- _Given task_
Locate the lines of the listing below that hold "года", then copy each of them.

- _Data to use_
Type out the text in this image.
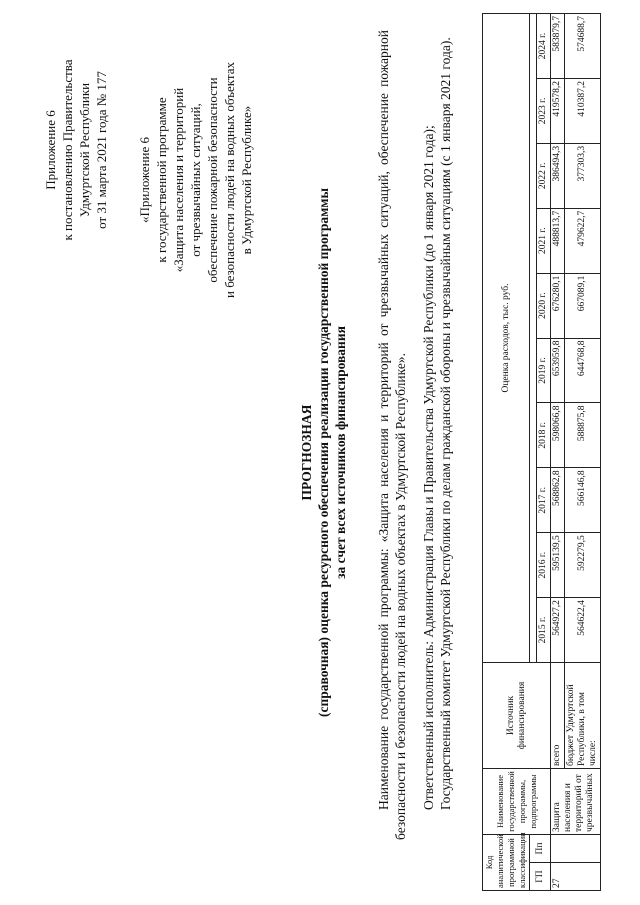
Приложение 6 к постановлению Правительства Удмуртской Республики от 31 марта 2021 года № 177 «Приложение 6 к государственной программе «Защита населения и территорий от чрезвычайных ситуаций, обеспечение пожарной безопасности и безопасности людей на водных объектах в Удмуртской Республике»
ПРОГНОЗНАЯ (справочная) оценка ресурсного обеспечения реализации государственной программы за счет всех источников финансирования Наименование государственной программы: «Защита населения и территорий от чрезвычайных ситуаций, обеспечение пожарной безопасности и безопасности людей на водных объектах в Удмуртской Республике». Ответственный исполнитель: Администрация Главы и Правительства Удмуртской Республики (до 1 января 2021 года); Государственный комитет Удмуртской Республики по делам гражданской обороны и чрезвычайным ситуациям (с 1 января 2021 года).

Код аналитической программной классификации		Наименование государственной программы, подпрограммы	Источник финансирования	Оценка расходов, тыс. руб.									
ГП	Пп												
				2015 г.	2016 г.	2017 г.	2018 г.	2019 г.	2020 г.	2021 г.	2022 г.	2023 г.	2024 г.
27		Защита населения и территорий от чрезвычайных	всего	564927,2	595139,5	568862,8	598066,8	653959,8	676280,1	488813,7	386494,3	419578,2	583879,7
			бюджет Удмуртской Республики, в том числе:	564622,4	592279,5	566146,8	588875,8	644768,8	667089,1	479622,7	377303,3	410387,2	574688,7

---

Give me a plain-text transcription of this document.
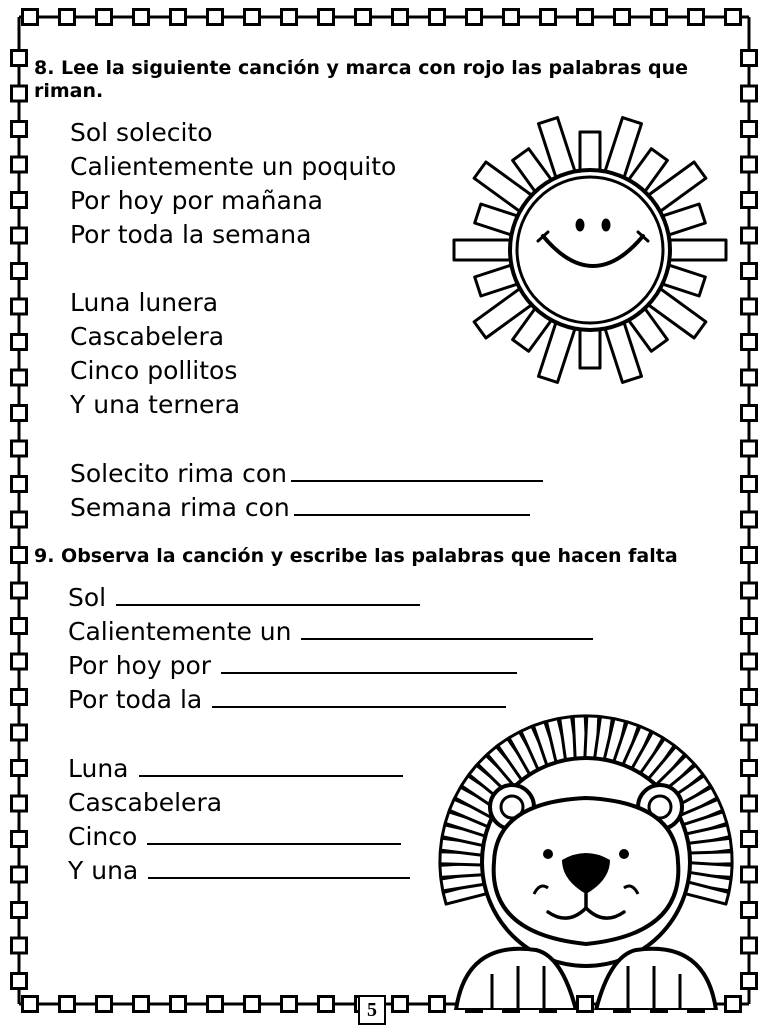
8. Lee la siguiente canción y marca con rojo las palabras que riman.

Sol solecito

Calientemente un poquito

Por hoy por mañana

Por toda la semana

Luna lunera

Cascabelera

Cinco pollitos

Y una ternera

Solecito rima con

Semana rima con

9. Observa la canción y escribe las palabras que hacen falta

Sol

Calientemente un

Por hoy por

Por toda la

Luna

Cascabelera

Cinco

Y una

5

---

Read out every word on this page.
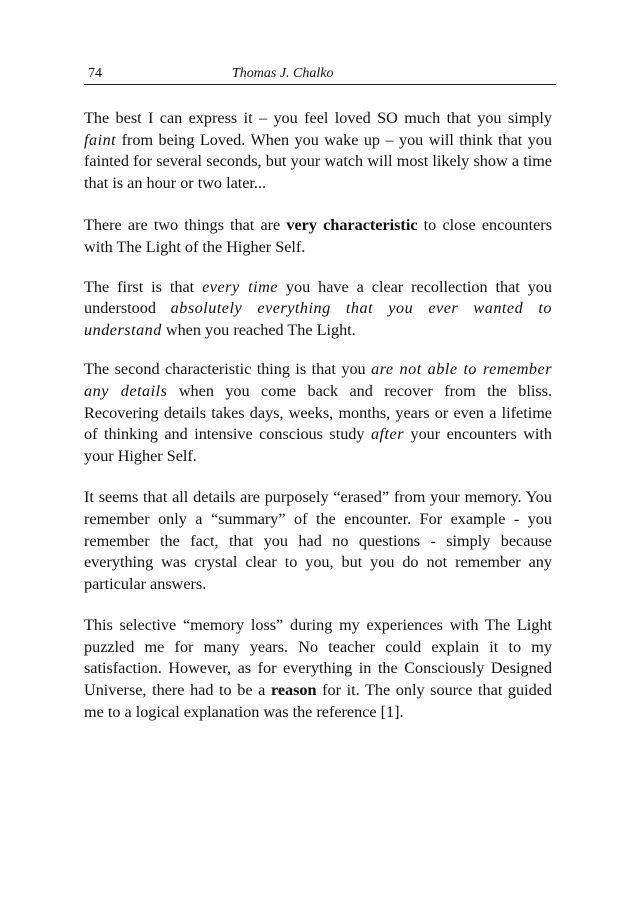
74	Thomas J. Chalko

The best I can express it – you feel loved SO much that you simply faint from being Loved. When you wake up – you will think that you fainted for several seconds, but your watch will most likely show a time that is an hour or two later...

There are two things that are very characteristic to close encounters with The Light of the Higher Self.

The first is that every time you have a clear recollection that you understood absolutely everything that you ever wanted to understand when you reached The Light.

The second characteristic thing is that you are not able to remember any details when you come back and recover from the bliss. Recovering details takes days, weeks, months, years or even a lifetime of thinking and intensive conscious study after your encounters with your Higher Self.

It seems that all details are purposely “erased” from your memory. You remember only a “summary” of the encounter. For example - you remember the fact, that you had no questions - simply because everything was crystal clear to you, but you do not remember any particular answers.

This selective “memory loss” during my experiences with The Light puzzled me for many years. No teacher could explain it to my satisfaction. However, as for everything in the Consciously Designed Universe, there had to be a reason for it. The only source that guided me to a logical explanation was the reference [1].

- _Exercise answer_
Приложение 6 к постановлению Правительства Удмуртской Республики от 31 марта 2021 года № 177 «Приложение 6 к государственной программе «Защита населения и территорий от чрезвычайных ситуаций, обеспечение пожарной безопасности и безопасности людей на водных объектах в Удмуртской Республике»
ПРОГНОЗНАЯ (справочная) оценка ресурсного обеспечения реализации государственной программы за счет всех источников финансирования Наименование государственной программы: «Защита населения и территорий от чрезвычайных ситуаций, обеспечение пожарной безопасности и безопасности людей на водных объектах в Удмуртской Республике». Ответственный исполнитель: Администрация Главы и Правительства Удмуртской Республики (до 1 января 2021 года); Государственный комитет Удмуртской Республики по делам гражданской обороны и чрезвычайным ситуациям (с 1 января 2021 года).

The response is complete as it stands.